* [Exercise prompt]: Send each entry back exactly as given, pictures excluded.

# start of Data listing

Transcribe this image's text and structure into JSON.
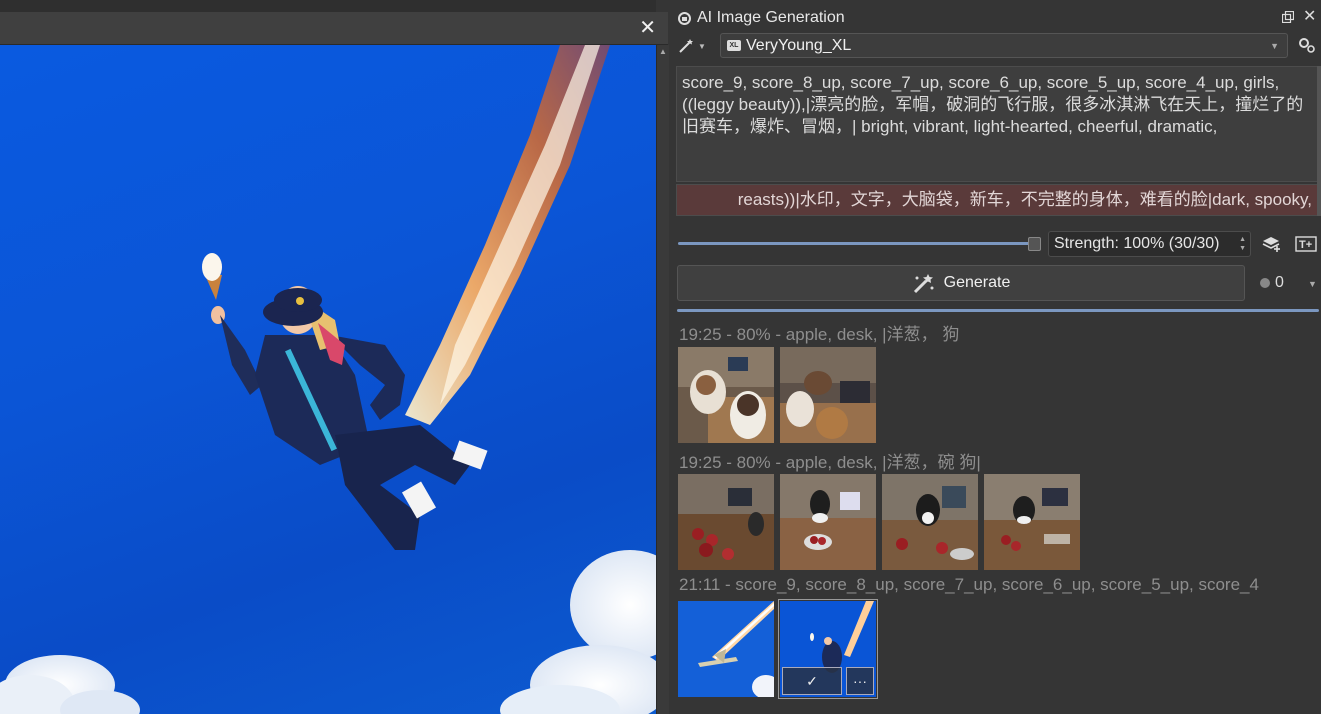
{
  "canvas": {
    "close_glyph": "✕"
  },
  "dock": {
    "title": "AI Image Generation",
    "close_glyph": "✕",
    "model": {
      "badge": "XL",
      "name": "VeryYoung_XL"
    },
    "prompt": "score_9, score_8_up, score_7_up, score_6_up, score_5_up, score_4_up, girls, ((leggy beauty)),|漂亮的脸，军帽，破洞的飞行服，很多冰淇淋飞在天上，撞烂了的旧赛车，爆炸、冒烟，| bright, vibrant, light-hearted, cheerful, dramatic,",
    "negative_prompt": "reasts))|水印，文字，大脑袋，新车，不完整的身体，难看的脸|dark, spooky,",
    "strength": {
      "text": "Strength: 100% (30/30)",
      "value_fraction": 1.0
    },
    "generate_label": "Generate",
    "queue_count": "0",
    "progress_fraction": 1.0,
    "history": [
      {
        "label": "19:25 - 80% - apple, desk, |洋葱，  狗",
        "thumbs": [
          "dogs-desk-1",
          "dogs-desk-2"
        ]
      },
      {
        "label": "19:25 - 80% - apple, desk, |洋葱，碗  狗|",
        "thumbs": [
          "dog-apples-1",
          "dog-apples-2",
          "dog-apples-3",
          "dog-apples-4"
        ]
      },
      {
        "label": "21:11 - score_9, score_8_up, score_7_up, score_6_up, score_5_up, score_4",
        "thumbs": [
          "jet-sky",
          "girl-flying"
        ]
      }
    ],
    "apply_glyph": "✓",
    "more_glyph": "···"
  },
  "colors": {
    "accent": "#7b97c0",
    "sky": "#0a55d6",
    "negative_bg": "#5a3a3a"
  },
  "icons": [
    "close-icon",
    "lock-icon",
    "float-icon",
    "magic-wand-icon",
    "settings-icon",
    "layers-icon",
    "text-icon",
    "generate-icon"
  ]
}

# end of Data listing

* [Task answer]:
Transcribe this image's text and structure into JSON.
{
  "canvas": {
    "close_glyph": "✕"
  },
  "dock": {
    "title": "AI Image Generation",
    "close_glyph": "✕",
    "model": {
      "badge": "XL",
      "name": "VeryYoung_XL"
    },
    "prompt": "score_9, score_8_up, score_7_up, score_6_up, score_5_up, score_4_up, girls, ((leggy beauty)),|漂亮的脸，军帽，破洞的飞行服，很多冰淇淋飞在天上，撞烂了的旧赛车，爆炸、冒烟，| bright, vibrant, light-hearted, cheerful, dramatic,",
    "negative_prompt": "reasts))|水印，文字，大脑袋，新车，不完整的身体，难看的脸|dark, spooky,",
    "strength": {
      "text": "Strength: 100% (30/30)",
      "value_fraction": 1.0
    },
    "generate_label": "Generate",
    "queue_count": "0",
    "progress_fraction": 1.0,
    "history": [
      {
        "label": "19:25 - 80% - apple, desk, |洋葱，  狗",
        "thumbs": [
          "dogs-desk-1",
          "dogs-desk-2"
        ]
      },
      {
        "label": "19:25 - 80% - apple, desk, |洋葱，碗  狗|",
        "thumbs": [
          "dog-apples-1",
          "dog-apples-2",
          "dog-apples-3",
          "dog-apples-4"
        ]
      },
      {
        "label": "21:11 - score_9, score_8_up, score_7_up, score_6_up, score_5_up, score_4",
        "thumbs": [
          "jet-sky",
          "girl-flying"
        ]
      }
    ],
    "apply_glyph": "✓",
    "more_glyph": "···"
  },
  "colors": {
    "accent": "#7b97c0",
    "sky": "#0a55d6",
    "negative_bg": "#5a3a3a"
  },
  "icons": [
    "close-icon",
    "lock-icon",
    "float-icon",
    "magic-wand-icon",
    "settings-icon",
    "layers-icon",
    "text-icon",
    "generate-icon"
  ]
}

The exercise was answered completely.